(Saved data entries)
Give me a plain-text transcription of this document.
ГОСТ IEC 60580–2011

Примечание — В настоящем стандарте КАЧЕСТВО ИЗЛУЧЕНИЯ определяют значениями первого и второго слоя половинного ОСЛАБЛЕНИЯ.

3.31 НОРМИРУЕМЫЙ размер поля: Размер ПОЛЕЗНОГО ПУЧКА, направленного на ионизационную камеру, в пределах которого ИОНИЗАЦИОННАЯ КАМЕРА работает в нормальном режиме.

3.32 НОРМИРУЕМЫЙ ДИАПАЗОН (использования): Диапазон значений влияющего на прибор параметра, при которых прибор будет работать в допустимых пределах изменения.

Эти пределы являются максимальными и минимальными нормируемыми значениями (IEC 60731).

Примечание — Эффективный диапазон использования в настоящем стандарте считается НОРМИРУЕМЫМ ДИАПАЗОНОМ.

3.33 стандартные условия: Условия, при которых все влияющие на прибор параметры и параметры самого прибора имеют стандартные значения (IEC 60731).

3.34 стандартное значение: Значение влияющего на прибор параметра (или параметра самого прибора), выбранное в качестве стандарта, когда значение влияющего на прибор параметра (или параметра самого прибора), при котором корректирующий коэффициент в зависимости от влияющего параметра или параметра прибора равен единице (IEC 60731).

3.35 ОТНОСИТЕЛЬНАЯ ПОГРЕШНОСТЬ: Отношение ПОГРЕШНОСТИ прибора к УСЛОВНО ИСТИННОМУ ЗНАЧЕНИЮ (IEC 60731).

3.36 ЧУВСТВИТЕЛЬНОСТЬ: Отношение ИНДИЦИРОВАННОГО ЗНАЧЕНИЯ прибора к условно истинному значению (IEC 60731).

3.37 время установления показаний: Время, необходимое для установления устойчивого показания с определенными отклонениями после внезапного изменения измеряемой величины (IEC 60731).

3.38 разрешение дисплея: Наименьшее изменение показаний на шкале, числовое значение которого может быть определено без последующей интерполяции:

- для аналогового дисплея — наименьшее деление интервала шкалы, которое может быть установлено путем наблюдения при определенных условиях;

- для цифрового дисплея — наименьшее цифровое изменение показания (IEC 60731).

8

__What is expected__
Please reproduce every line of the material word for word.

__Written answer__
Give me a plain-text transcription of this document.
ГОСТ IEC 60580–2011

Примечание — В настоящем стандарте КАЧЕСТВО ИЗЛУЧЕНИЯ определяют значениями первого и второго слоя половинного ОСЛАБЛЕНИЯ.

3.31 НОРМИРУЕМЫЙ размер поля: Размер ПОЛЕЗНОГО ПУЧКА, направленного на ионизационную камеру, в пределах которого ИОНИЗАЦИОННАЯ КАМЕРА работает в нормальном режиме.

3.32 НОРМИРУЕМЫЙ ДИАПАЗОН (использования): Диапазон значений влияющего на прибор параметра, при которых прибор будет работать в допустимых пределах изменения.

Эти пределы являются максимальными и минимальными нормируемыми значениями (IEC 60731).

Примечание — Эффективный диапазон использования в настоящем стандарте считается НОРМИРУЕМЫМ ДИАПАЗОНОМ.

3.33 стандартные условия: Условия, при которых все влияющие на прибор параметры и параметры самого прибора имеют стандартные значения (IEC 60731).

3.34 стандартное значение: Значение влияющего на прибор параметра (или параметра самого прибора), выбранное в качестве стандарта, когда значение влияющего на прибор параметра (или параметра самого прибора), при котором корректирующий коэффициент в зависимости от влияющего параметра или параметра прибора равен единице (IEC 60731).

3.35 ОТНОСИТЕЛЬНАЯ ПОГРЕШНОСТЬ: Отношение ПОГРЕШНОСТИ прибора к УСЛОВНО ИСТИННОМУ ЗНАЧЕНИЮ (IEC 60731).

3.36 ЧУВСТВИТЕЛЬНОСТЬ: Отношение ИНДИЦИРОВАННОГО ЗНАЧЕНИЯ прибора к условно истинному значению (IEC 60731).

3.37 время установления показаний: Время, необходимое для установления устойчивого показания с определенными отклонениями после внезапного изменения измеряемой величины (IEC 60731).

3.38 разрешение дисплея: Наименьшее изменение показаний на шкале, числовое значение которого может быть определено без последующей интерполяции:

- для аналогового дисплея — наименьшее деление интервала шкалы, которое может быть установлено путем наблюдения при определенных условиях;

- для цифрового дисплея — наименьшее цифровое изменение показания (IEC 60731).

8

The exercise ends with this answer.